(Items listed in a dataset)
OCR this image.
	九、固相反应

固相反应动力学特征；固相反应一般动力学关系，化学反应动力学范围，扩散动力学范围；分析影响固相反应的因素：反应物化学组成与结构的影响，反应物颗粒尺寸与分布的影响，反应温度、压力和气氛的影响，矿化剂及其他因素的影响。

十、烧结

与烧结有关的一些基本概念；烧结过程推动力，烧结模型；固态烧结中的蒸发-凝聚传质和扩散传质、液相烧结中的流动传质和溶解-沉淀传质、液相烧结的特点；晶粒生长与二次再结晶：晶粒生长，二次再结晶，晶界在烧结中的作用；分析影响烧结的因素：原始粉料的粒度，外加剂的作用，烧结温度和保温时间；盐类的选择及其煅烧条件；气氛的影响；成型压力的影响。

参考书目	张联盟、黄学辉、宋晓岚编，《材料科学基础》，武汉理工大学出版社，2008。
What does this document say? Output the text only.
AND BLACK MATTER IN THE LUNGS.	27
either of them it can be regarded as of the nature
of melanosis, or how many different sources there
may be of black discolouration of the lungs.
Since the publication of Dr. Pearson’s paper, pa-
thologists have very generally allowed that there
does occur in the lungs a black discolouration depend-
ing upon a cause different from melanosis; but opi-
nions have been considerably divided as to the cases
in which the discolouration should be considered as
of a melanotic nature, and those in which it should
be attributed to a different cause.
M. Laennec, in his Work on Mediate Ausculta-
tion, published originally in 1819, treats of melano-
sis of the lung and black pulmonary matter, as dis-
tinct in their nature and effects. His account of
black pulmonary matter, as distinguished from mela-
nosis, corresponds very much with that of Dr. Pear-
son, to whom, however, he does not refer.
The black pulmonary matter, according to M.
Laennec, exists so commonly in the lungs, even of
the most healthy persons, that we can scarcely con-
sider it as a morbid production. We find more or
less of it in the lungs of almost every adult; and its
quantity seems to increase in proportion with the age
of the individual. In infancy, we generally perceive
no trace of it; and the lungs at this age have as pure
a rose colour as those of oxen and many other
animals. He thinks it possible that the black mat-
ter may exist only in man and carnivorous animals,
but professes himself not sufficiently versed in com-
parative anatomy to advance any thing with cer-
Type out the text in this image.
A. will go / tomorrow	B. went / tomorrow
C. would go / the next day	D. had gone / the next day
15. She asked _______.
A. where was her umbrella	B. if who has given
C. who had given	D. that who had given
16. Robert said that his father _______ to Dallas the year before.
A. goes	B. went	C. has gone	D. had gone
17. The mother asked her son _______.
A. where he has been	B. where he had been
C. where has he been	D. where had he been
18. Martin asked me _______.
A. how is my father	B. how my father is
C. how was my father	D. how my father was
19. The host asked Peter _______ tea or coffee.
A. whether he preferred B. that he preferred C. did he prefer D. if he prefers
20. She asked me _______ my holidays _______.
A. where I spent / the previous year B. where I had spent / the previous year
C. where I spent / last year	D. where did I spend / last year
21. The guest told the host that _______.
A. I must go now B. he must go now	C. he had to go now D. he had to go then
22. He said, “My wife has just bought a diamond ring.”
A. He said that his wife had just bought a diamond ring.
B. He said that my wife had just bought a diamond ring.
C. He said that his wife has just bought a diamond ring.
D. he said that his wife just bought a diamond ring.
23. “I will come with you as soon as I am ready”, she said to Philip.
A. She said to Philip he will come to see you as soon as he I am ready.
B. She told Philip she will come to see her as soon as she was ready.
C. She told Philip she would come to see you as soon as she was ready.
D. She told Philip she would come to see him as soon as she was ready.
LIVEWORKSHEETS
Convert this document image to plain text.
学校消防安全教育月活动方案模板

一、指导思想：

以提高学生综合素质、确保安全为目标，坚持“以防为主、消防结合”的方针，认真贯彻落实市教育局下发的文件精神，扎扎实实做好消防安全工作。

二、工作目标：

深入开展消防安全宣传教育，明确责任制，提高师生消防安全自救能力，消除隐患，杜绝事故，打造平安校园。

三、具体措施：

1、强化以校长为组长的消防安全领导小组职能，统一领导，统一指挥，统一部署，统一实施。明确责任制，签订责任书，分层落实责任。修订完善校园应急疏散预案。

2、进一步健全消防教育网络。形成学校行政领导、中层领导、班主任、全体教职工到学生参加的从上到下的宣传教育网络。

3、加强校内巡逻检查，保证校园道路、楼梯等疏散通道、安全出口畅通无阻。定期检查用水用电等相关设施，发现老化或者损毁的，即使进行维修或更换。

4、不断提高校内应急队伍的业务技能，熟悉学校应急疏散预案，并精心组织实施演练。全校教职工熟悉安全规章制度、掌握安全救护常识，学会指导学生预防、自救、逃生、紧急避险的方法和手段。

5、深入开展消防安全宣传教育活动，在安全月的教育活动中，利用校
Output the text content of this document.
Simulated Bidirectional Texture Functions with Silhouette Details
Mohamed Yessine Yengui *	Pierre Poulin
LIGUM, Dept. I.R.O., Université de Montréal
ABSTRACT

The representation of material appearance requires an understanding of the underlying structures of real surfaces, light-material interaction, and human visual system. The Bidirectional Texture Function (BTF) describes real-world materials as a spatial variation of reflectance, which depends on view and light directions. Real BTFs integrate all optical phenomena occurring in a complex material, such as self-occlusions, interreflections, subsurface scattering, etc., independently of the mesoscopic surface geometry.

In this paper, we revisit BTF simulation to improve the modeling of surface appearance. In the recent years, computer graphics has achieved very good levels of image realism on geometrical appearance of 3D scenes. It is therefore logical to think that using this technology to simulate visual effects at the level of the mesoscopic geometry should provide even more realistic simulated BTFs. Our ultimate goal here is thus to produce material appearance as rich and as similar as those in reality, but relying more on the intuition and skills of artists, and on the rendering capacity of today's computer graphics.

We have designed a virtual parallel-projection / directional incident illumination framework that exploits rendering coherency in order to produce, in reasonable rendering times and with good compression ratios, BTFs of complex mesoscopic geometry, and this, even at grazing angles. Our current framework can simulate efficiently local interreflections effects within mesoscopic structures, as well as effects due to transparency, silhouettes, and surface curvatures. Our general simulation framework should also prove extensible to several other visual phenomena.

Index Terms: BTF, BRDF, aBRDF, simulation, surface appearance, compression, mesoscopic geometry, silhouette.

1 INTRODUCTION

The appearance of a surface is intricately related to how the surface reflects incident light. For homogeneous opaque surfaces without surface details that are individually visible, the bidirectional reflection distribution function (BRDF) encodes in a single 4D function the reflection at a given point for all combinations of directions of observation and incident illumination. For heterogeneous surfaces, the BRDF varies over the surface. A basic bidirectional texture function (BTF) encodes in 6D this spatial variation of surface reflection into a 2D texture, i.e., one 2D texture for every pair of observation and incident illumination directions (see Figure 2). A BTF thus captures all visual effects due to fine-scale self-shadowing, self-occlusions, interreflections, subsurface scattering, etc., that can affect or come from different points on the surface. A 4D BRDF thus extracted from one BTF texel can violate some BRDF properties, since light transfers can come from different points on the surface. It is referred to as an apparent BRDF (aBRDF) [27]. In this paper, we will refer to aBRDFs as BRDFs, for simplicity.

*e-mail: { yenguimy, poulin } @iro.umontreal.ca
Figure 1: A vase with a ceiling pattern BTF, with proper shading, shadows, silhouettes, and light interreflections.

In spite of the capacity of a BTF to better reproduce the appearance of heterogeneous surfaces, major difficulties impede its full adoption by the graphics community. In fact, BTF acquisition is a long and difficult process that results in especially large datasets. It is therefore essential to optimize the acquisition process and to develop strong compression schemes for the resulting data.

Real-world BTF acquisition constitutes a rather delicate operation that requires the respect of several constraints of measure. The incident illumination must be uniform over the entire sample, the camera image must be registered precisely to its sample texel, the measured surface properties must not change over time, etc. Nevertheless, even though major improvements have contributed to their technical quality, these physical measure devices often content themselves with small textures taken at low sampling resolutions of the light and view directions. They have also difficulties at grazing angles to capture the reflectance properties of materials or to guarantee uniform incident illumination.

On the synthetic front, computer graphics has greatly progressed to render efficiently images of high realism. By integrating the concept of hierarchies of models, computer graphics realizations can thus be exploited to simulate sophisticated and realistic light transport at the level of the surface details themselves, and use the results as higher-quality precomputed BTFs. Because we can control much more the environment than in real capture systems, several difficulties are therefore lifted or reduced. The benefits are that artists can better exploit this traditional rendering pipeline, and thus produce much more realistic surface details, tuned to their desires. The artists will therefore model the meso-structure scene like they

▶ Set task
Keep only the lines that hold the string "realism", and copy them out.

▶ Finished exercise
In this paper, we revisit BTF simulation to improve the modeling of surface appearance. In the recent years, computer graphics has achieved very good levels of image realism on geometrical appearance of 3D scenes. It is therefore logical to think that using this technology to simulate visual effects at the level of the mesoscopic geometry should provide even more realistic simulated BTFs. Our ultimate goal here is thus to produce material appearance as rich and as similar as those in reality, but relying more on the intuition and skills of artists, and on the rendering capacity of today's computer graphics.
On the synthetic front, computer graphics has greatly progressed to render efficiently images of high realism. By integrating the concept of hierarchies of models, computer graphics realizations can thus be exploited to simulate sophisticated and realistic light transport at the level of the surface details themselves, and use the results as higher-quality precomputed BTFs. Because we can control much more the environment than in real capture systems, several difficulties are therefore lifted or reduced. The benefits are that artists can better exploit this traditional rendering pipeline, and thus produce much more realistic surface details, tuned to their desires. The artists will therefore model the meso-structure scene like they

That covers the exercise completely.